◆ Texto ◆
◇ ◇ ◇ ◇

No es en vano que se hacen campañas sobre la lactancia materna constantemente ya que la misma forma parte fundamental de la alimentación de un pequeño para prevenir diversos tipos de enfermedades, como lo son principalmente la obesidad, el sobrepeso, y todas aquellas patologías relacionadas con ambas.
Existen a lo largo de los años muchos estudios que demuestra lo importante que es para un bebé recién nacido, el recibir el alimento primordial de su madre, ya que la leche materna posee muchos beneficios, no solamente para el pequeño, sino también para la madre que amamanta.
No hace mucho se ha descubierto que la leche de fórmula, posee una proteína la cual en casos de antecedentes de diabetes en la familia, podría incrementar las posibilidades que el pequeño recién nacido desarrolle dicha enfermedad a medida que va creciendo, por eso es altamente recomendable que una madre tome consciencia y prenda al pecho lo antes posible al bebé recién nacido.
En los casos que la madre padezca enfermedades como diabetes de tipo I, la leche de fórmula debe evitarse por lo menos hasta el año, siempre consultando y siguiendo las recomendaciones que nos brinda el pediatra en la consulta, ya que muchos consideran en casos de antecedentes de diabetes, que el pequeño bebé, debe alimentarse con leche materna justamente para prevenir que herede la enfermedad.
La madre puede, si se ve obligada, extraer la leche para poder darle de comer al pequeño en otro momento del día. Extraer leche, de manera manual o con la ayuda del sacaleches. De todas maneras, hay que advertir que se necesita un poco de práctica para hacerlo; pero, cada vez son más las mujeres que deciden realizar esto, para dar a sus hijos la leche materna, si no van a poder estar con él, en el momento de la toma. La clave para que esto sea efectivo, está en el hecho de que debemos conseguir que el efecto de la succión sea el doble, para conseguir que la leche salga. Para conseguir esto se aconseja hacerlo en un lugar íntimo, tranquilo y donde podamos pensar en el pequeño. Debemos elegir un lugar donde no haya muchas interrupciones, donde podamos estar tranquilas.






Según un estudio llevado a cabo por la revista Nutritional Neuroscience, la leche materna tiene unos niveles distintos de núcleotidos -muy importantes para la regulación del sueño del bebé- cuyo porcentaje va a ir variando, dependiendo del momento del día en el que estamos. La máxima concentración de nucleótidos es durante la noche, por esto se piensa que la leche podría ser un inductor del sueño del pequeño: “La leche tiene una composición que es propia del día y promueven la actividad del lactante, y otros propios de la noche que facilitan su reposo”, por tanto sería un error sacarse la leche por el día, y dársela por la noche, por que estaríamos excitando al bebé. Además, con la leche materna se logra cubrir las necesidades fisiológicas del niño, además de protegerle de catarros, diarreas o del temido síndrome de muerte súbita del lactante y previene de enfermedades como son el asma, la alergia o la obesidad y hace que se desarrolle mejor la intelectualidad del mismo.

◇ ◇ ◇ ◇

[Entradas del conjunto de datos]
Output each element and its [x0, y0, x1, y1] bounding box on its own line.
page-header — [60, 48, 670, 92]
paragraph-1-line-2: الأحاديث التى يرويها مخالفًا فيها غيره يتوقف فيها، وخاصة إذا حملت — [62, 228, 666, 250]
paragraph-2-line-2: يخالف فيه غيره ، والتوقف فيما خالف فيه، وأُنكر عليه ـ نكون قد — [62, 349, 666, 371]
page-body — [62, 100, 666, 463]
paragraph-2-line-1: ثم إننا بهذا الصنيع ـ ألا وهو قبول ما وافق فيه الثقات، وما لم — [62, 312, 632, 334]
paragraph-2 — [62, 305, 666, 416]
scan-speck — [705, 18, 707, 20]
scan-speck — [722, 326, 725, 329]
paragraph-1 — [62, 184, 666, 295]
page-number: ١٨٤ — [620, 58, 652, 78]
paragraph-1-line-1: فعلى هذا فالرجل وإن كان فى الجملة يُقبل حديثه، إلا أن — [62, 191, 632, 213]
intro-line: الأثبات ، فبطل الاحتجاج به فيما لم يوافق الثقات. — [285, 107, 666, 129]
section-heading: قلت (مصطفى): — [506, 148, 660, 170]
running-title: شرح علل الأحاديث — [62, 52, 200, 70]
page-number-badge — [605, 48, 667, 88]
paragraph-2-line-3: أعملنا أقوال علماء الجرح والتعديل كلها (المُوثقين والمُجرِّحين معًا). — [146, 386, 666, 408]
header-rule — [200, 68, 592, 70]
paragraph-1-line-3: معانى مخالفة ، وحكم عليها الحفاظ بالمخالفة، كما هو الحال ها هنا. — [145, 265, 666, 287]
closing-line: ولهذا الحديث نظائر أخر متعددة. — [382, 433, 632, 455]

◇ ◇ ◇ ◇

◆ Trabajo requerido ◆
a: Según el texto sobre la lactancia materna, ¿en qué momento del día alcanza la leche materna su máxima concentración de nucleótidos?
b: Reproduce el fragmento del texto sobre la lactancia materna que comienza en las palabras "La madre puede, si" y termina después de "podamos estar tranquilas.".

◆ Soluciones ◆
a: Durante la noche.

b:
La madre puede, si se ve obligada, extraer la leche para poder darle de comer al pequeño en otro momento del día. Extraer leche, de manera manual o con la ayuda del sacaleches. De todas maneras, hay que advertir que se necesita un poco de práctica para hacerlo; pero, cada vez son más las mujeres que deciden realizar esto, para dar a sus hijos la leche materna, si no van a poder estar con él, en el momento de la toma. La clave para que esto sea efectivo, está en el hecho de que debemos conseguir que el efecto de la succión sea el doble, para conseguir que la leche salga. Para conseguir esto se aconseja hacerlo en un lugar íntimo, tranquilo y donde podamos pensar en el pequeño. Debemos elegir un lugar donde no haya muchas interrupciones, donde podamos estar tranquilas.